> _WORK TO BE COMPLETED_: Write every record out again exactly as given.

(Dataset items)

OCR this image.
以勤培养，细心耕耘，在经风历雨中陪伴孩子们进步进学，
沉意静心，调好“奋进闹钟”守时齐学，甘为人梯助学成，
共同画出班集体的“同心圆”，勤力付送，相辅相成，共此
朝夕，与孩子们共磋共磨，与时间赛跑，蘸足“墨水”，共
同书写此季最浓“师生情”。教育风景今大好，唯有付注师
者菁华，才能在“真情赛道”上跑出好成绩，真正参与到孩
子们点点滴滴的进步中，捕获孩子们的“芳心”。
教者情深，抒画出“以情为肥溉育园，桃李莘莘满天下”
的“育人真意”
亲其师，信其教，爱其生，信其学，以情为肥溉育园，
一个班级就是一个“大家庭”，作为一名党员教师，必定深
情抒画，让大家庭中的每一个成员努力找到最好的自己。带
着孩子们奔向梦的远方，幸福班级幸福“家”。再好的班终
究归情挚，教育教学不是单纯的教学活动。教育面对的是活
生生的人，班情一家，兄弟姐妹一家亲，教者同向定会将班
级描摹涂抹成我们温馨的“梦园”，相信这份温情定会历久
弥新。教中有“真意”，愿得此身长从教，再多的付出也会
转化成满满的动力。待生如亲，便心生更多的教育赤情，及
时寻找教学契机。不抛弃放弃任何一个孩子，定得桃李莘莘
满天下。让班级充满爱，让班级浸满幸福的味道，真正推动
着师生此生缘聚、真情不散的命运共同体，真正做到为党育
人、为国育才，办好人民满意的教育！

> _EXERCISE ANSWER_:
OCR this image.
以勤培养，细心耕耘，在经风历雨中陪伴孩子们进步进学，
沉意静心，调好“奋进闹钟”守时齐学，甘为人梯助学成，
共同画出班集体的“同心圆”，勤力付送，相辅相成，共此
朝夕，与孩子们共磋共磨，与时间赛跑，蘸足“墨水”，共
同书写此季最浓“师生情”。教育风景今大好，唯有付注师
者菁华，才能在“真情赛道”上跑出好成绩，真正参与到孩
子们点点滴滴的进步中，捕获孩子们的“芳心”。
教者情深，抒画出“以情为肥溉育园，桃李莘莘满天下”
的“育人真意”
亲其师，信其教，爱其生，信其学，以情为肥溉育园，
一个班级就是一个“大家庭”，作为一名党员教师，必定深
情抒画，让大家庭中的每一个成员努力找到最好的自己。带
着孩子们奔向梦的远方，幸福班级幸福“家”。再好的班终
究归情挚，教育教学不是单纯的教学活动。教育面对的是活
生生的人，班情一家，兄弟姐妹一家亲，教者同向定会将班
级描摹涂抹成我们温馨的“梦园”，相信这份温情定会历久
弥新。教中有“真意”，愿得此身长从教，再多的付出也会
转化成满满的动力。待生如亲，便心生更多的教育赤情，及
时寻找教学契机。不抛弃放弃任何一个孩子，定得桃李莘莘
满天下。让班级充满爱，让班级浸满幸福的味道，真正推动
着师生此生缘聚、真情不散的命运共同体，真正做到为党育
人、为国育才，办好人民满意的教育！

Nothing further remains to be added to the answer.